> Written problem
Copy the lines that follow, keeping every character the same.

> Records shown
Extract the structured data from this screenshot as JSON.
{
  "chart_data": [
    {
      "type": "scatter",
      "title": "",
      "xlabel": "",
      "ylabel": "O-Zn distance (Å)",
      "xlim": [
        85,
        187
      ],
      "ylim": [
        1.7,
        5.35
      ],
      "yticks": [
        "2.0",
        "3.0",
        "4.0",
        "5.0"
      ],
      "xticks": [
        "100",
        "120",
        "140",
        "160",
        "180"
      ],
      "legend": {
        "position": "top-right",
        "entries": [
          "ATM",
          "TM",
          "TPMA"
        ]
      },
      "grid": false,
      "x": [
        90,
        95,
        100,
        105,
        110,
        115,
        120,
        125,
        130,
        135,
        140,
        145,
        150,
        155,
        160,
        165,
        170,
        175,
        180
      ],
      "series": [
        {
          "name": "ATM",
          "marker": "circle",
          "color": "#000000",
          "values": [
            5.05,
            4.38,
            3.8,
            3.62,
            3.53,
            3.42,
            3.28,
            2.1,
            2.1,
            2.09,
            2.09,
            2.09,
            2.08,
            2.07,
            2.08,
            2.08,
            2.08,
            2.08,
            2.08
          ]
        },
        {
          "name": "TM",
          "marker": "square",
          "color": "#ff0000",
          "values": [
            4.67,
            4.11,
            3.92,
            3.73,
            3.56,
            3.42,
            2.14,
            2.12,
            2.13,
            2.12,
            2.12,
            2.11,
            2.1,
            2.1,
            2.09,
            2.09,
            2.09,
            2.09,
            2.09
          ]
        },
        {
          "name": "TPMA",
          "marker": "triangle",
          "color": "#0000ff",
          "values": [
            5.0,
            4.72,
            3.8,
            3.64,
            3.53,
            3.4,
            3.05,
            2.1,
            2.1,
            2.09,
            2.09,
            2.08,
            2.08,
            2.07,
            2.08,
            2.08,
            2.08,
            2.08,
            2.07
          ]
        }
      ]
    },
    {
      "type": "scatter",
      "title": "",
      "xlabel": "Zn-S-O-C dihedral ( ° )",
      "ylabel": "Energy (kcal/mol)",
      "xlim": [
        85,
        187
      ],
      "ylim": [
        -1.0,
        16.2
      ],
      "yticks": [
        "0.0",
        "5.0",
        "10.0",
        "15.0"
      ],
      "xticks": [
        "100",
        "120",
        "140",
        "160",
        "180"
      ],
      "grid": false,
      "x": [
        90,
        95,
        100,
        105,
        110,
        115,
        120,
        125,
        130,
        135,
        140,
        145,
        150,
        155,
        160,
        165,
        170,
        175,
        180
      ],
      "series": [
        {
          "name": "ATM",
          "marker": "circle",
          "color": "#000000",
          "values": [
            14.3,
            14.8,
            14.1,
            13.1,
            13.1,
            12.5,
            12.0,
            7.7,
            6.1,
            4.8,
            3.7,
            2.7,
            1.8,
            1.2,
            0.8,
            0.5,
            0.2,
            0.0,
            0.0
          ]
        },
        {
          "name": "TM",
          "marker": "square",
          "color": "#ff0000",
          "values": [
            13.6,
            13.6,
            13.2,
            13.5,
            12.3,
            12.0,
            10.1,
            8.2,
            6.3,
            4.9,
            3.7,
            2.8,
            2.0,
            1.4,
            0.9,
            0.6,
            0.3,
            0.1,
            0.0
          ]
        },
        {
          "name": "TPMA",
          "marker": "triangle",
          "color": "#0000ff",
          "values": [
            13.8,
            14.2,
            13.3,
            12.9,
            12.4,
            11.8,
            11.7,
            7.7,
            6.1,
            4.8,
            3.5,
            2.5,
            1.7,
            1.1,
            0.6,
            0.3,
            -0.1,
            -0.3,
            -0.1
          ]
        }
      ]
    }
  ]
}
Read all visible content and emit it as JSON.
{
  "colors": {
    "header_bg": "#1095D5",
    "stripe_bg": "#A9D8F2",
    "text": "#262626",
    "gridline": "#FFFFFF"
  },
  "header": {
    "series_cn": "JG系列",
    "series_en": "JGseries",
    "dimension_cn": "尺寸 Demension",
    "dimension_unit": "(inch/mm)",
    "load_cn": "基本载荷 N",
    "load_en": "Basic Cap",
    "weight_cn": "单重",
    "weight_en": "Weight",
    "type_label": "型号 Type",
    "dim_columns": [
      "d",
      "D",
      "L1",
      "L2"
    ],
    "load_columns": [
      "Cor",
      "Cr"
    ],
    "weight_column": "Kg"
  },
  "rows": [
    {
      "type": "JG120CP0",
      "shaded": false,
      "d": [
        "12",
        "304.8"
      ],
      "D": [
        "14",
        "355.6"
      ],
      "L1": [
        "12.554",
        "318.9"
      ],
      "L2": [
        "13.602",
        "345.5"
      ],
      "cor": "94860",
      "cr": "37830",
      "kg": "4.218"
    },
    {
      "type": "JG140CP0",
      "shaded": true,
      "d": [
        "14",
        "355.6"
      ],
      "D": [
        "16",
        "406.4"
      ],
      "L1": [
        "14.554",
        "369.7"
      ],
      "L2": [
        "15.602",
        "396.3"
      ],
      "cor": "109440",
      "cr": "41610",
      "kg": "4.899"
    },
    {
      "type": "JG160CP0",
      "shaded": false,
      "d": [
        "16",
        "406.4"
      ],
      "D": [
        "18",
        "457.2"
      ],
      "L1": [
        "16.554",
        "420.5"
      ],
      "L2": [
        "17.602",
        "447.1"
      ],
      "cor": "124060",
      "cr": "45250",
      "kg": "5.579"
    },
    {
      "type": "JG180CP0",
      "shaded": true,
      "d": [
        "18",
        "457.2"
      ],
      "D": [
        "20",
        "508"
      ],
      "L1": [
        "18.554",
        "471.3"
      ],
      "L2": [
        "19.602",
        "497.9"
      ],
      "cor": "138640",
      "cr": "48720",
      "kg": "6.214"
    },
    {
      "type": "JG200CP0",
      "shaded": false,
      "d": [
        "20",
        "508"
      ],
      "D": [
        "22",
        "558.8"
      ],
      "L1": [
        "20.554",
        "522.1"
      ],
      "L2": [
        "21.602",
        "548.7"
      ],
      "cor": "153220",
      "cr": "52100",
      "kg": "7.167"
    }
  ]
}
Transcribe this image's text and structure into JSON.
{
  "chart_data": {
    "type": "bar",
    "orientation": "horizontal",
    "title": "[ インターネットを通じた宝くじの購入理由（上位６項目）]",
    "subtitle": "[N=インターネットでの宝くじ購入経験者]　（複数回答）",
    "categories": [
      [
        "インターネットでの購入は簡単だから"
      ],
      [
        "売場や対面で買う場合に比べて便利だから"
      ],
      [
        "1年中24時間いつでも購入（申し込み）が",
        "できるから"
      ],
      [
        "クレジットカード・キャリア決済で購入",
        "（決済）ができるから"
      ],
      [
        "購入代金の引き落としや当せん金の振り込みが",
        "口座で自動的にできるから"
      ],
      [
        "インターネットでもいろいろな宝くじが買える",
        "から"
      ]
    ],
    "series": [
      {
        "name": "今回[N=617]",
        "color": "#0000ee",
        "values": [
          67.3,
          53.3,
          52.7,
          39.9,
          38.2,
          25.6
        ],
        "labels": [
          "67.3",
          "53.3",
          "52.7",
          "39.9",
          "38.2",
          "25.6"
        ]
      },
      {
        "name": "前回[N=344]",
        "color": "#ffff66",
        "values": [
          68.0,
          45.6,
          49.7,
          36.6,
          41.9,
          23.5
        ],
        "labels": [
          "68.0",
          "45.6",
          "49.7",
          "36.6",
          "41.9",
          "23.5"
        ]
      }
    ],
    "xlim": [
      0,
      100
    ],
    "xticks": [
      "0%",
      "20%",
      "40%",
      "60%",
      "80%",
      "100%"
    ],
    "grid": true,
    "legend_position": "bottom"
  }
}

> Expected answer
Extract the structured data from this screenshot as JSON.
{
  "chart_data": [
    {
      "type": "scatter",
      "title": "",
      "xlabel": "",
      "ylabel": "O-Zn distance (Å)",
      "xlim": [
        85,
        187
      ],
      "ylim": [
        1.7,
        5.35
      ],
      "yticks": [
        "2.0",
        "3.0",
        "4.0",
        "5.0"
      ],
      "xticks": [
        "100",
        "120",
        "140",
        "160",
        "180"
      ],
      "legend": {
        "position": "top-right",
        "entries": [
          "ATM",
          "TM",
          "TPMA"
        ]
      },
      "grid": false,
      "x": [
        90,
        95,
        100,
        105,
        110,
        115,
        120,
        125,
        130,
        135,
        140,
        145,
        150,
        155,
        160,
        165,
        170,
        175,
        180
      ],
      "series": [
        {
          "name": "ATM",
          "marker": "circle",
          "color": "#000000",
          "values": [
            5.05,
            4.38,
            3.8,
            3.62,
            3.53,
            3.42,
            3.28,
            2.1,
            2.1,
            2.09,
            2.09,
            2.09,
            2.08,
            2.07,
            2.08,
            2.08,
            2.08,
            2.08,
            2.08
          ]
        },
        {
          "name": "TM",
          "marker": "square",
          "color": "#ff0000",
          "values": [
            4.67,
            4.11,
            3.92,
            3.73,
            3.56,
            3.42,
            2.14,
            2.12,
            2.13,
            2.12,
            2.12,
            2.11,
            2.1,
            2.1,
            2.09,
            2.09,
            2.09,
            2.09,
            2.09
          ]
        },
        {
          "name": "TPMA",
          "marker": "triangle",
          "color": "#0000ff",
          "values": [
            5.0,
            4.72,
            3.8,
            3.64,
            3.53,
            3.4,
            3.05,
            2.1,
            2.1,
            2.09,
            2.09,
            2.08,
            2.08,
            2.07,
            2.08,
            2.08,
            2.08,
            2.08,
            2.07
          ]
        }
      ]
    },
    {
      "type": "scatter",
      "title": "",
      "xlabel": "Zn-S-O-C dihedral ( ° )",
      "ylabel": "Energy (kcal/mol)",
      "xlim": [
        85,
        187
      ],
      "ylim": [
        -1.0,
        16.2
      ],
      "yticks": [
        "0.0",
        "5.0",
        "10.0",
        "15.0"
      ],
      "xticks": [
        "100",
        "120",
        "140",
        "160",
        "180"
      ],
      "grid": false,
      "x": [
        90,
        95,
        100,
        105,
        110,
        115,
        120,
        125,
        130,
        135,
        140,
        145,
        150,
        155,
        160,
        165,
        170,
        175,
        180
      ],
      "series": [
        {
          "name": "ATM",
          "marker": "circle",
          "color": "#000000",
          "values": [
            14.3,
            14.8,
            14.1,
            13.1,
            13.1,
            12.5,
            12.0,
            7.7,
            6.1,
            4.8,
            3.7,
            2.7,
            1.8,
            1.2,
            0.8,
            0.5,
            0.2,
            0.0,
            0.0
          ]
        },
        {
          "name": "TM",
          "marker": "square",
          "color": "#ff0000",
          "values": [
            13.6,
            13.6,
            13.2,
            13.5,
            12.3,
            12.0,
            10.1,
            8.2,
            6.3,
            4.9,
            3.7,
            2.8,
            2.0,
            1.4,
            0.9,
            0.6,
            0.3,
            0.1,
            0.0
          ]
        },
        {
          "name": "TPMA",
          "marker": "triangle",
          "color": "#0000ff",
          "values": [
            13.8,
            14.2,
            13.3,
            12.9,
            12.4,
            11.8,
            11.7,
            7.7,
            6.1,
            4.8,
            3.5,
            2.5,
            1.7,
            1.1,
            0.6,
            0.3,
            -0.1,
            -0.3,
            -0.1
          ]
        }
      ]
    }
  ]
}
Read all visible content and emit it as JSON.
{
  "colors": {
    "header_bg": "#1095D5",
    "stripe_bg": "#A9D8F2",
    "text": "#262626",
    "gridline": "#FFFFFF"
  },
  "header": {
    "series_cn": "JG系列",
    "series_en": "JGseries",
    "dimension_cn": "尺寸 Demension",
    "dimension_unit": "(inch/mm)",
    "load_cn": "基本载荷 N",
    "load_en": "Basic Cap",
    "weight_cn": "单重",
    "weight_en": "Weight",
    "type_label": "型号 Type",
    "dim_columns": [
      "d",
      "D",
      "L1",
      "L2"
    ],
    "load_columns": [
      "Cor",
      "Cr"
    ],
    "weight_column": "Kg"
  },
  "rows": [
    {
      "type": "JG120CP0",
      "shaded": false,
      "d": [
        "12",
        "304.8"
      ],
      "D": [
        "14",
        "355.6"
      ],
      "L1": [
        "12.554",
        "318.9"
      ],
      "L2": [
        "13.602",
        "345.5"
      ],
      "cor": "94860",
      "cr": "37830",
      "kg": "4.218"
    },
    {
      "type": "JG140CP0",
      "shaded": true,
      "d": [
        "14",
        "355.6"
      ],
      "D": [
        "16",
        "406.4"
      ],
      "L1": [
        "14.554",
        "369.7"
      ],
      "L2": [
        "15.602",
        "396.3"
      ],
      "cor": "109440",
      "cr": "41610",
      "kg": "4.899"
    },
    {
      "type": "JG160CP0",
      "shaded": false,
      "d": [
        "16",
        "406.4"
      ],
      "D": [
        "18",
        "457.2"
      ],
      "L1": [
        "16.554",
        "420.5"
      ],
      "L2": [
        "17.602",
        "447.1"
      ],
      "cor": "124060",
      "cr": "45250",
      "kg": "5.579"
    },
    {
      "type": "JG180CP0",
      "shaded": true,
      "d": [
        "18",
        "457.2"
      ],
      "D": [
        "20",
        "508"
      ],
      "L1": [
        "18.554",
        "471.3"
      ],
      "L2": [
        "19.602",
        "497.9"
      ],
      "cor": "138640",
      "cr": "48720",
      "kg": "6.214"
    },
    {
      "type": "JG200CP0",
      "shaded": false,
      "d": [
        "20",
        "508"
      ],
      "D": [
        "22",
        "558.8"
      ],
      "L1": [
        "20.554",
        "522.1"
      ],
      "L2": [
        "21.602",
        "548.7"
      ],
      "cor": "153220",
      "cr": "52100",
      "kg": "7.167"
    }
  ]
}
Transcribe this image's text and structure into JSON.
{
  "chart_data": {
    "type": "bar",
    "orientation": "horizontal",
    "title": "[ インターネットを通じた宝くじの購入理由（上位６項目）]",
    "subtitle": "[N=インターネットでの宝くじ購入経験者]　（複数回答）",
    "categories": [
      [
        "インターネットでの購入は簡単だから"
      ],
      [
        "売場や対面で買う場合に比べて便利だから"
      ],
      [
        "1年中24時間いつでも購入（申し込み）が",
        "できるから"
      ],
      [
        "クレジットカード・キャリア決済で購入",
        "（決済）ができるから"
      ],
      [
        "購入代金の引き落としや当せん金の振り込みが",
        "口座で自動的にできるから"
      ],
      [
        "インターネットでもいろいろな宝くじが買える",
        "から"
      ]
    ],
    "series": [
      {
        "name": "今回[N=617]",
        "color": "#0000ee",
        "values": [
          67.3,
          53.3,
          52.7,
          39.9,
          38.2,
          25.6
        ],
        "labels": [
          "67.3",
          "53.3",
          "52.7",
          "39.9",
          "38.2",
          "25.6"
        ]
      },
      {
        "name": "前回[N=344]",
        "color": "#ffff66",
        "values": [
          68.0,
          45.6,
          49.7,
          36.6,
          41.9,
          23.5
        ],
        "labels": [
          "68.0",
          "45.6",
          "49.7",
          "36.6",
          "41.9",
          "23.5"
        ]
      }
    ],
    "xlim": [
      0,
      100
    ],
    "xticks": [
      "0%",
      "20%",
      "40%",
      "60%",
      "80%",
      "100%"
    ],
    "grid": true,
    "legend_position": "bottom"
  }
}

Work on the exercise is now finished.